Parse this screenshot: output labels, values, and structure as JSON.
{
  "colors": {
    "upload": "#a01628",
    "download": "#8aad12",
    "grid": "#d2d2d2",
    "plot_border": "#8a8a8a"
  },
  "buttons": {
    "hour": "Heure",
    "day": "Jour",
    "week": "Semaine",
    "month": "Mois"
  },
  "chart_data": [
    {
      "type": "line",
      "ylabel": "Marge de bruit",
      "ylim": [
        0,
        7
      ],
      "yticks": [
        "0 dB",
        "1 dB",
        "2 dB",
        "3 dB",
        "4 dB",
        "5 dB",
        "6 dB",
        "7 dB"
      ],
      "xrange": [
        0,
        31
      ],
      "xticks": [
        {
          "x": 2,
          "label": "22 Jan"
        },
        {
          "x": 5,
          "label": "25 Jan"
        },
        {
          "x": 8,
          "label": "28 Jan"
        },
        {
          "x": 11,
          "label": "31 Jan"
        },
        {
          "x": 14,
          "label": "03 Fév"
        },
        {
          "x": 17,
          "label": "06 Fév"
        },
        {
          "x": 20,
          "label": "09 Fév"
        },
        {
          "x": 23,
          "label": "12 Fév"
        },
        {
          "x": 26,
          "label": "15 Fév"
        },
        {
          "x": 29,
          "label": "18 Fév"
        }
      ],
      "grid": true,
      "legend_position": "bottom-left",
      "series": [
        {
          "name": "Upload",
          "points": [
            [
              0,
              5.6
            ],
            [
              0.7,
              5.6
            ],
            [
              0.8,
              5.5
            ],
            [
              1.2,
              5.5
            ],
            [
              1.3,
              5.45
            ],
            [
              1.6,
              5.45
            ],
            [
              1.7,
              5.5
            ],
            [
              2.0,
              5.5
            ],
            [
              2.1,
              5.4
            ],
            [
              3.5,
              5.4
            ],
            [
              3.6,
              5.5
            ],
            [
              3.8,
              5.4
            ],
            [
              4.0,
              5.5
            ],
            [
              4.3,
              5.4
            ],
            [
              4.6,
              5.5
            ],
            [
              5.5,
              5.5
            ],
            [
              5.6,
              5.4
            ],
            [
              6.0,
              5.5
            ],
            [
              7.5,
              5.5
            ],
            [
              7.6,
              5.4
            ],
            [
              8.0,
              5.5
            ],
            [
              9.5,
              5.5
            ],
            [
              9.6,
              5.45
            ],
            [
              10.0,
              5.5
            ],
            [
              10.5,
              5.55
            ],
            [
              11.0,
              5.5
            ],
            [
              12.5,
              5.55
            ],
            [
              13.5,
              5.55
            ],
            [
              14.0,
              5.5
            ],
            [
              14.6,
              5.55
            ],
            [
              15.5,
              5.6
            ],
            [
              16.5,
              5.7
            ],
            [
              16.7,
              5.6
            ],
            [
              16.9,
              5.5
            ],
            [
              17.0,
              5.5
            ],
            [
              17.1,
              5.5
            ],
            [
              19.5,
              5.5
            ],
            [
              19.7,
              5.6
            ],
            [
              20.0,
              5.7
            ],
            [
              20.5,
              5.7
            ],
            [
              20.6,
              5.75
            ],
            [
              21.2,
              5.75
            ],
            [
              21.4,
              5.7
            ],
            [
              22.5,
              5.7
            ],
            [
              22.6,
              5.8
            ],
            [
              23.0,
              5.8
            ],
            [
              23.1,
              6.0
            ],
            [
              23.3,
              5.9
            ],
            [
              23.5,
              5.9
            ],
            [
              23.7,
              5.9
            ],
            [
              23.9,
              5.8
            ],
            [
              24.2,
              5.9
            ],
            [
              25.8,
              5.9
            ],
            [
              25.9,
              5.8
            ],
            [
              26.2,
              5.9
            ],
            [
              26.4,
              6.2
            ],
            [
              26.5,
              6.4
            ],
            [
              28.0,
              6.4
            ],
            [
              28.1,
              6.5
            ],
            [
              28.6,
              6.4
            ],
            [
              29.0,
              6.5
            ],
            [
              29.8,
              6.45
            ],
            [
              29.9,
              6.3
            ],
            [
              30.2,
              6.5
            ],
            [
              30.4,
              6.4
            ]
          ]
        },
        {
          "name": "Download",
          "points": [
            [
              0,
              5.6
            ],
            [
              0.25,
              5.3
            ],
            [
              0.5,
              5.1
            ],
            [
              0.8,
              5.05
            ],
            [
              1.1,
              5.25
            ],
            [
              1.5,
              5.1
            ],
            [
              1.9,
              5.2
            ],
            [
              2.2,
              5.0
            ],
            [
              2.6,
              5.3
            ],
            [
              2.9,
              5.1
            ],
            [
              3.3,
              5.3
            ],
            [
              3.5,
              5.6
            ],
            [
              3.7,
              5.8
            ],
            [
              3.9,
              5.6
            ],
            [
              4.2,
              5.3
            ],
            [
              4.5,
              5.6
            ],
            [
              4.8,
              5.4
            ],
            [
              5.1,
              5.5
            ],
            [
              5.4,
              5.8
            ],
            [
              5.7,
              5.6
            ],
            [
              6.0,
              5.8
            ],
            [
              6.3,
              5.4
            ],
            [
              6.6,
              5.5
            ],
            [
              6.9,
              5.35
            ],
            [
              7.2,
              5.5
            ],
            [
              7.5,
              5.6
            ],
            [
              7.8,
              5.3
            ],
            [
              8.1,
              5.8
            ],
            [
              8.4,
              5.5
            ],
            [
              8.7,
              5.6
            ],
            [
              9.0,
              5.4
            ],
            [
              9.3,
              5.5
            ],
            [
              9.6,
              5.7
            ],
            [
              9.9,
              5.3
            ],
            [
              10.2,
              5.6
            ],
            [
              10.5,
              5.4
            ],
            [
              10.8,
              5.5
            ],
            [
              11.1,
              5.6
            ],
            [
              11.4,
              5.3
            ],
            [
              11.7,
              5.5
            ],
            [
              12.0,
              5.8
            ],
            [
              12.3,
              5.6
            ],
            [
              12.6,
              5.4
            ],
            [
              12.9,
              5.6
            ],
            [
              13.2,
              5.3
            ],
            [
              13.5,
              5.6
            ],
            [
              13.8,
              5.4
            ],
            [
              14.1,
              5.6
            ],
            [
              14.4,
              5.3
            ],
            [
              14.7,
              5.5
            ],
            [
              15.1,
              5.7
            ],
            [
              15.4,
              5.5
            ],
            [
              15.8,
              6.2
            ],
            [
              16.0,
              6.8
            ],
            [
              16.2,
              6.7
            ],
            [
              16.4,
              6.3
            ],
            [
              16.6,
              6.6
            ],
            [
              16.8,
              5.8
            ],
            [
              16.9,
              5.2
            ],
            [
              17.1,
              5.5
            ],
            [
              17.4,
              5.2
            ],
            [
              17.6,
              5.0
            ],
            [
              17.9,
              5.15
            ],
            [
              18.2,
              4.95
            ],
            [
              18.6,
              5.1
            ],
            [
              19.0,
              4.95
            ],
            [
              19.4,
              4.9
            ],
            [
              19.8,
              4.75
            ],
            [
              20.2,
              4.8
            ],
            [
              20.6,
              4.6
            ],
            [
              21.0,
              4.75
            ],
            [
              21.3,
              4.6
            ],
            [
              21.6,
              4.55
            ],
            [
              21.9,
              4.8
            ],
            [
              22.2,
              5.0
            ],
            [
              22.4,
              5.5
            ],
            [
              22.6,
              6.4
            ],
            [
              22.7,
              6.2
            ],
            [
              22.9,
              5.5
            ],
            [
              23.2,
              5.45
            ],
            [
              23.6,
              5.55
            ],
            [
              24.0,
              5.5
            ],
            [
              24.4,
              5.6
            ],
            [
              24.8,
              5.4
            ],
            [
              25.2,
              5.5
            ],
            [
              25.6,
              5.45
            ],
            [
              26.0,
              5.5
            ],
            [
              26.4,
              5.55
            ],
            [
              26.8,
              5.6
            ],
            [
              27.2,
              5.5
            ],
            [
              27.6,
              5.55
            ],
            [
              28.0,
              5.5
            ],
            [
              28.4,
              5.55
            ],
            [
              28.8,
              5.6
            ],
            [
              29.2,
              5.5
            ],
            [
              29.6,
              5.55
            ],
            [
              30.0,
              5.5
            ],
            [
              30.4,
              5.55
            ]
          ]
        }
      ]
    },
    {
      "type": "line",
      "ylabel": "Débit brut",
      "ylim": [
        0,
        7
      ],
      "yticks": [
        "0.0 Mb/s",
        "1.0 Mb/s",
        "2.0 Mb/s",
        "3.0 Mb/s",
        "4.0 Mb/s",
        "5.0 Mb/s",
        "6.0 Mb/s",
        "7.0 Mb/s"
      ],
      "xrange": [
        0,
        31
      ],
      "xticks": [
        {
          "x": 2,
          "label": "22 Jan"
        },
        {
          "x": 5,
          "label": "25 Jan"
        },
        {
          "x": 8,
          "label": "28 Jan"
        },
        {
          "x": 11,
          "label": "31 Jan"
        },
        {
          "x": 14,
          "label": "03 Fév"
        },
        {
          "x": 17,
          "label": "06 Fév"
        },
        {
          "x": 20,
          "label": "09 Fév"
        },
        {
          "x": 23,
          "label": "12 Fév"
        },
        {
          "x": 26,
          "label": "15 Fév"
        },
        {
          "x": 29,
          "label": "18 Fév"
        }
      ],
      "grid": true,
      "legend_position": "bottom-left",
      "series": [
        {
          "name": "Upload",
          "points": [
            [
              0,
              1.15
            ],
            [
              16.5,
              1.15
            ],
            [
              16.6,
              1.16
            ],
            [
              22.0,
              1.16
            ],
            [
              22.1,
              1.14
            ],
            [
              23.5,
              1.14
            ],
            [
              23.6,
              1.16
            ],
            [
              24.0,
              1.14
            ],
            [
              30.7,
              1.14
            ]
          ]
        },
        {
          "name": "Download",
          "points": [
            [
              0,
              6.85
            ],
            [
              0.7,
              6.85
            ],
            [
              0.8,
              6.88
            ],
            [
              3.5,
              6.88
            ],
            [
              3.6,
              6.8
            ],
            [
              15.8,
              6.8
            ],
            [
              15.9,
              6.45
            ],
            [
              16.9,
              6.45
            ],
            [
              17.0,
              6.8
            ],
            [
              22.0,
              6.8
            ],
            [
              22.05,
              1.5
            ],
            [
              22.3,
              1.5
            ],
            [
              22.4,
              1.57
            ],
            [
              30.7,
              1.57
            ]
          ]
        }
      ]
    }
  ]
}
* * * * *
Tell how many lines above contain the word "ylabel". Give the number alone.

* **Response for this exercise**
2